— Start of Data shown —
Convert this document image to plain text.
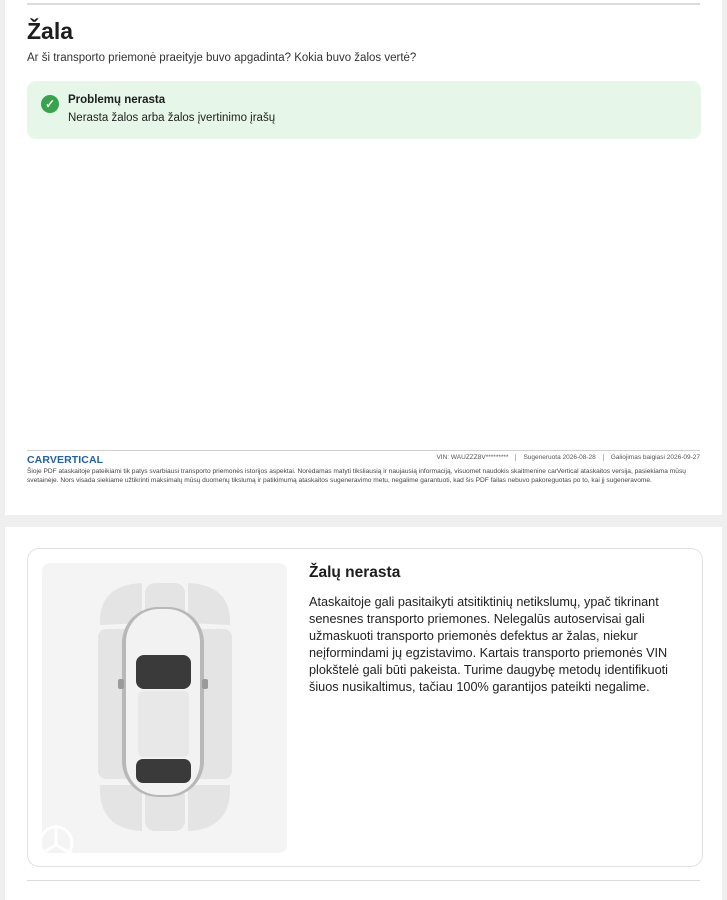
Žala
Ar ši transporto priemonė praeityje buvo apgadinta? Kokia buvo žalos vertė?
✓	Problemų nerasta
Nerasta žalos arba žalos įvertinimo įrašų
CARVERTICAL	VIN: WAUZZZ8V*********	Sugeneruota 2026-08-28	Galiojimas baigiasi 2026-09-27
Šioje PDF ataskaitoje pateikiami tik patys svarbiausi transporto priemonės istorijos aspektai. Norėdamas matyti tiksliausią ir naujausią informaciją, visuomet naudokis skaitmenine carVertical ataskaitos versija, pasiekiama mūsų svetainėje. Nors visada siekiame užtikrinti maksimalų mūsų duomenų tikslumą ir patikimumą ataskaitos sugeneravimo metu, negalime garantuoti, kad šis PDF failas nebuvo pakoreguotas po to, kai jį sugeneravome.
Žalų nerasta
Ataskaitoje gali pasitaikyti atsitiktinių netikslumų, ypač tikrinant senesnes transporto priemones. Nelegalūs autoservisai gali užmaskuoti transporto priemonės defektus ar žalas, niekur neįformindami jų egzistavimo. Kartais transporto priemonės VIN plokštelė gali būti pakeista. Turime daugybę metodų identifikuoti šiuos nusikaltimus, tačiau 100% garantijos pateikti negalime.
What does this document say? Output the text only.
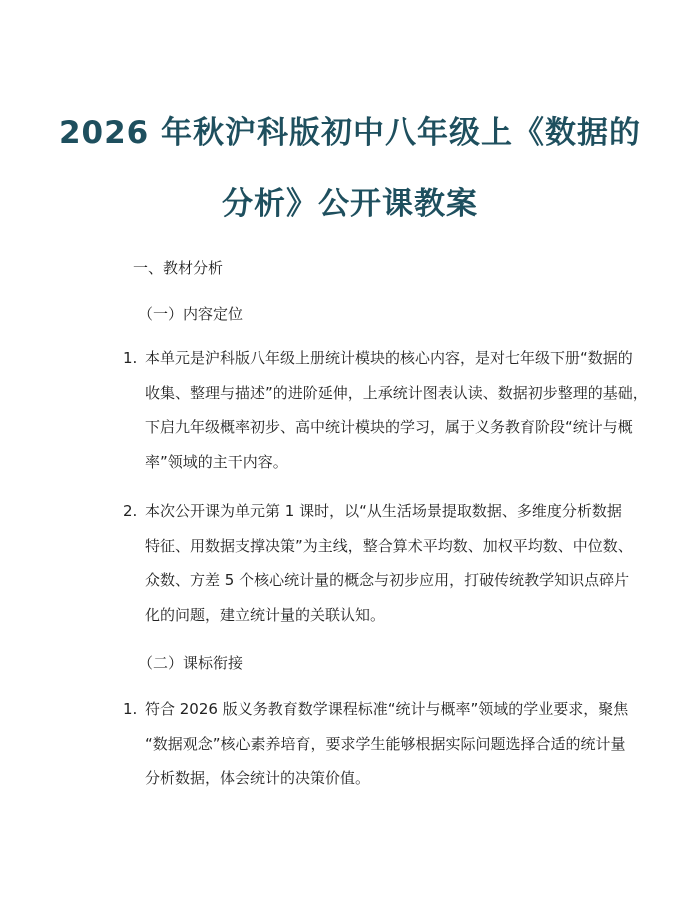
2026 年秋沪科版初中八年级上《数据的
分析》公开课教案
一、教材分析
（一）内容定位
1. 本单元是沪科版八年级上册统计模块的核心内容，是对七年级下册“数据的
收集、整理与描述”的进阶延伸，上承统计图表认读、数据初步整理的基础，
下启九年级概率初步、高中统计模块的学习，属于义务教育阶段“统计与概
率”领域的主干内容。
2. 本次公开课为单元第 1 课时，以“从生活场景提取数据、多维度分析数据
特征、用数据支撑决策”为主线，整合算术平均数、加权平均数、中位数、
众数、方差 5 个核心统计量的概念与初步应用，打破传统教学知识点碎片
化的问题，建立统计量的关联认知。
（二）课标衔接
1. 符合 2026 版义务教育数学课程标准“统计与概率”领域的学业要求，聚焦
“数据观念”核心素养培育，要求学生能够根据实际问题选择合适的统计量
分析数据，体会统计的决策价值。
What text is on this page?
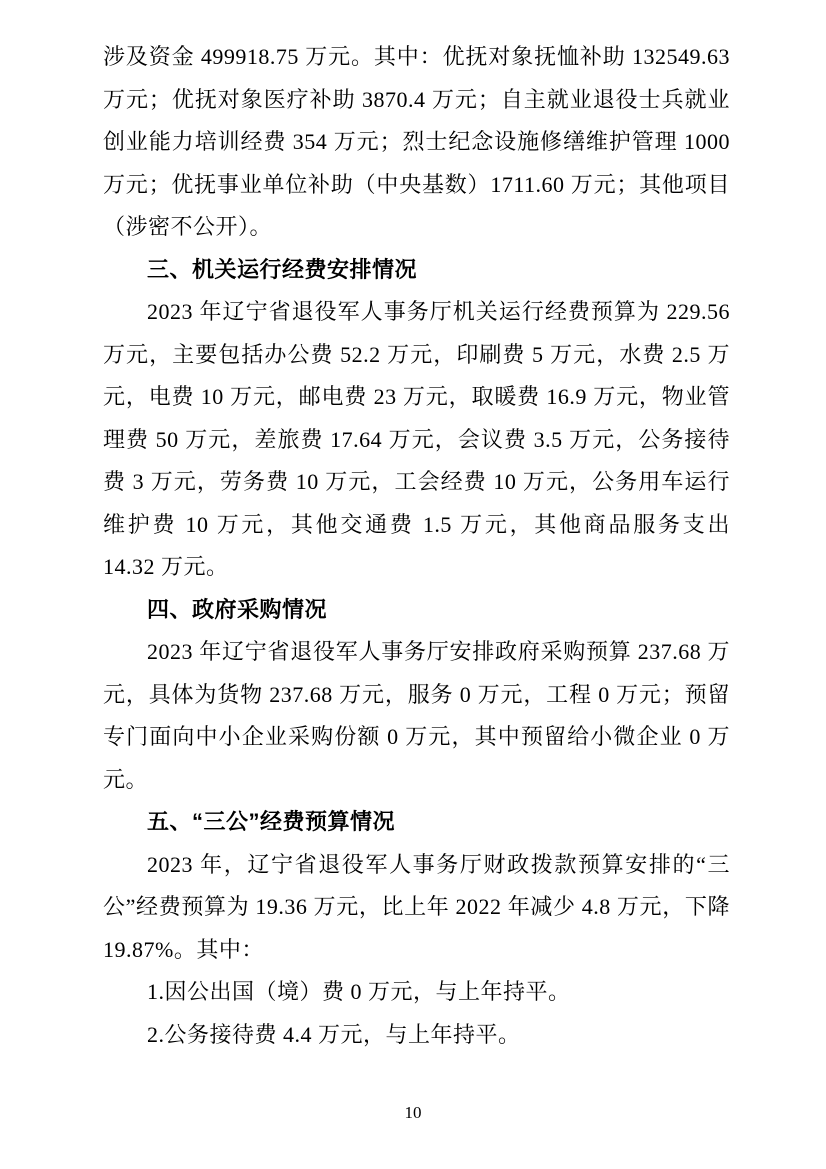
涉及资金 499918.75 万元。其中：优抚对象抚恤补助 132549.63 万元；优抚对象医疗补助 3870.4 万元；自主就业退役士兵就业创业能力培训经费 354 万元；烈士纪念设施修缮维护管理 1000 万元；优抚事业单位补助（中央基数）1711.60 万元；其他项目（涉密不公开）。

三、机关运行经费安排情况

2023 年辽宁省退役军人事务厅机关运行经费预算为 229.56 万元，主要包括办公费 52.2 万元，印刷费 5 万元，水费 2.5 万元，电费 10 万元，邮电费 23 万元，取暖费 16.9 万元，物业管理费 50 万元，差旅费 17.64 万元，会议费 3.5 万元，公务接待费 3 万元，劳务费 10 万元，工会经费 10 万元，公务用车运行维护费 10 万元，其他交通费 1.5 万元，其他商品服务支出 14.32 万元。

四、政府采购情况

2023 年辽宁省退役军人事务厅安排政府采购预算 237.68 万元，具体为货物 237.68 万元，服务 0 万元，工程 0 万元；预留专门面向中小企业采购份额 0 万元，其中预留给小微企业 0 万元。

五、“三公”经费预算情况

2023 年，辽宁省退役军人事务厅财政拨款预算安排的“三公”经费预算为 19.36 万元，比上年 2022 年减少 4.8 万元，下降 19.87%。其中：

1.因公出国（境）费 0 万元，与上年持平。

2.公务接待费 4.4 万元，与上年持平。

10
— End of Data shown —
- Task -
From the material, report only how many lines include the word "žalos".

- Result -
2